--- EXERCISE DIRECTIONS ---
Reproduce the records below exactly as given.

▽

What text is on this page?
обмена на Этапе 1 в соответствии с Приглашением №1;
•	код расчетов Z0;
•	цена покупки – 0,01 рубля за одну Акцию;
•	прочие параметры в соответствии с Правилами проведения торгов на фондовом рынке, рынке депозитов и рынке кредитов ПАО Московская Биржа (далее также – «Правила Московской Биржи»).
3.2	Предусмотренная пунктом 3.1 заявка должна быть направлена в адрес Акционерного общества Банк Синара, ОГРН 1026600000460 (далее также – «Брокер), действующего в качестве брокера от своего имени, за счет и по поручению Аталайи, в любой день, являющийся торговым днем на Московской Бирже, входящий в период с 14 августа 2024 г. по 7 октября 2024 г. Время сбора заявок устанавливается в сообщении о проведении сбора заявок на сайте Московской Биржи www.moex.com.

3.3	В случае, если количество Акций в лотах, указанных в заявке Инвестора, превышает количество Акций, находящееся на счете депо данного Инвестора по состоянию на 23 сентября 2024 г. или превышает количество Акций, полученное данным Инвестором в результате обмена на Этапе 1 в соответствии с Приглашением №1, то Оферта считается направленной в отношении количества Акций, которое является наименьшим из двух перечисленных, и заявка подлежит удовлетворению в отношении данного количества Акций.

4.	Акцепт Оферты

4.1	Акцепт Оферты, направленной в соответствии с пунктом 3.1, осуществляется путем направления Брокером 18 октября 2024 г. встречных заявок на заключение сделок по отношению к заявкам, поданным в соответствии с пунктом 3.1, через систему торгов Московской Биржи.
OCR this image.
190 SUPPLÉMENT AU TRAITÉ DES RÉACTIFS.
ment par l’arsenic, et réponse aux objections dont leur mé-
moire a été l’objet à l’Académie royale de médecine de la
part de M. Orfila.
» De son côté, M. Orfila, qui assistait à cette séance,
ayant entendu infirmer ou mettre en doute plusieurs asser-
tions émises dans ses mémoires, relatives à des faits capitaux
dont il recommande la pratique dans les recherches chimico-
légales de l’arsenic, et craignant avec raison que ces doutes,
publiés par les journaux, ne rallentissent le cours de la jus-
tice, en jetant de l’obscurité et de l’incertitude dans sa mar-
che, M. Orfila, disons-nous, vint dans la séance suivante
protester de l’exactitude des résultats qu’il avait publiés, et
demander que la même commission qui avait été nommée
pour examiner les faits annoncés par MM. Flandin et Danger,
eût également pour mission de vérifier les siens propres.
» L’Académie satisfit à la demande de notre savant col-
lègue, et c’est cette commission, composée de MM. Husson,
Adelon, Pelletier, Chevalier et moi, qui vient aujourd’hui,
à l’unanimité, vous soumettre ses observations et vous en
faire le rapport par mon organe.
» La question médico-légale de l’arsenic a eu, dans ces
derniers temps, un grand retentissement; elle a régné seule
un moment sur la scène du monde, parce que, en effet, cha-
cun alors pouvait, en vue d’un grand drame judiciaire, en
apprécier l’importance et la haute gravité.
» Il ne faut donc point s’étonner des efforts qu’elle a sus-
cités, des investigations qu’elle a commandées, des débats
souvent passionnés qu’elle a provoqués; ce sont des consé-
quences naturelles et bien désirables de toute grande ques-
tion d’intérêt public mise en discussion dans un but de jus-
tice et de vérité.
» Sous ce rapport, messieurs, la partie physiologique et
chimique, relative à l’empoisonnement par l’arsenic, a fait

△

--- RESULT OF THIS EXERCISE ---
What text is on this page?
обмена на Этапе 1 в соответствии с Приглашением №1;
•	код расчетов Z0;
•	цена покупки – 0,01 рубля за одну Акцию;
•	прочие параметры в соответствии с Правилами проведения торгов на фондовом рынке, рынке депозитов и рынке кредитов ПАО Московская Биржа (далее также – «Правила Московской Биржи»).
3.2	Предусмотренная пунктом 3.1 заявка должна быть направлена в адрес Акционерного общества Банк Синара, ОГРН 1026600000460 (далее также – «Брокер), действующего в качестве брокера от своего имени, за счет и по поручению Аталайи, в любой день, являющийся торговым днем на Московской Бирже, входящий в период с 14 августа 2024 г. по 7 октября 2024 г. Время сбора заявок устанавливается в сообщении о проведении сбора заявок на сайте Московской Биржи www.moex.com.

3.3	В случае, если количество Акций в лотах, указанных в заявке Инвестора, превышает количество Акций, находящееся на счете депо данного Инвестора по состоянию на 23 сентября 2024 г. или превышает количество Акций, полученное данным Инвестором в результате обмена на Этапе 1 в соответствии с Приглашением №1, то Оферта считается направленной в отношении количества Акций, которое является наименьшим из двух перечисленных, и заявка подлежит удовлетворению в отношении данного количества Акций.

4.	Акцепт Оферты

4.1	Акцепт Оферты, направленной в соответствии с пунктом 3.1, осуществляется путем направления Брокером 18 октября 2024 г. встречных заявок на заключение сделок по отношению к заявкам, поданным в соответствии с пунктом 3.1, через систему торгов Московской Биржи.
OCR this image.
190 SUPPLÉMENT AU TRAITÉ DES RÉACTIFS.
ment par l’arsenic, et réponse aux objections dont leur mé-
moire a été l’objet à l’Académie royale de médecine de la
part de M. Orfila.
» De son côté, M. Orfila, qui assistait à cette séance,
ayant entendu infirmer ou mettre en doute plusieurs asser-
tions émises dans ses mémoires, relatives à des faits capitaux
dont il recommande la pratique dans les recherches chimico-
légales de l’arsenic, et craignant avec raison que ces doutes,
publiés par les journaux, ne rallentissent le cours de la jus-
tice, en jetant de l’obscurité et de l’incertitude dans sa mar-
che, M. Orfila, disons-nous, vint dans la séance suivante
protester de l’exactitude des résultats qu’il avait publiés, et
demander que la même commission qui avait été nommée
pour examiner les faits annoncés par MM. Flandin et Danger,
eût également pour mission de vérifier les siens propres.
» L’Académie satisfit à la demande de notre savant col-
lègue, et c’est cette commission, composée de MM. Husson,
Adelon, Pelletier, Chevalier et moi, qui vient aujourd’hui,
à l’unanimité, vous soumettre ses observations et vous en
faire le rapport par mon organe.
» La question médico-légale de l’arsenic a eu, dans ces
derniers temps, un grand retentissement; elle a régné seule
un moment sur la scène du monde, parce que, en effet, cha-
cun alors pouvait, en vue d’un grand drame judiciaire, en
apprécier l’importance et la haute gravité.
» Il ne faut donc point s’étonner des efforts qu’elle a sus-
cités, des investigations qu’elle a commandées, des débats
souvent passionnés qu’elle a provoqués; ce sont des consé-
quences naturelles et bien désirables de toute grande ques-
tion d’intérêt public mise en discussion dans un but de jus-
tice et de vérité.
» Sous ce rapport, messieurs, la partie physiologique et
chimique, relative à l’empoisonnement par l’arsenic, a fait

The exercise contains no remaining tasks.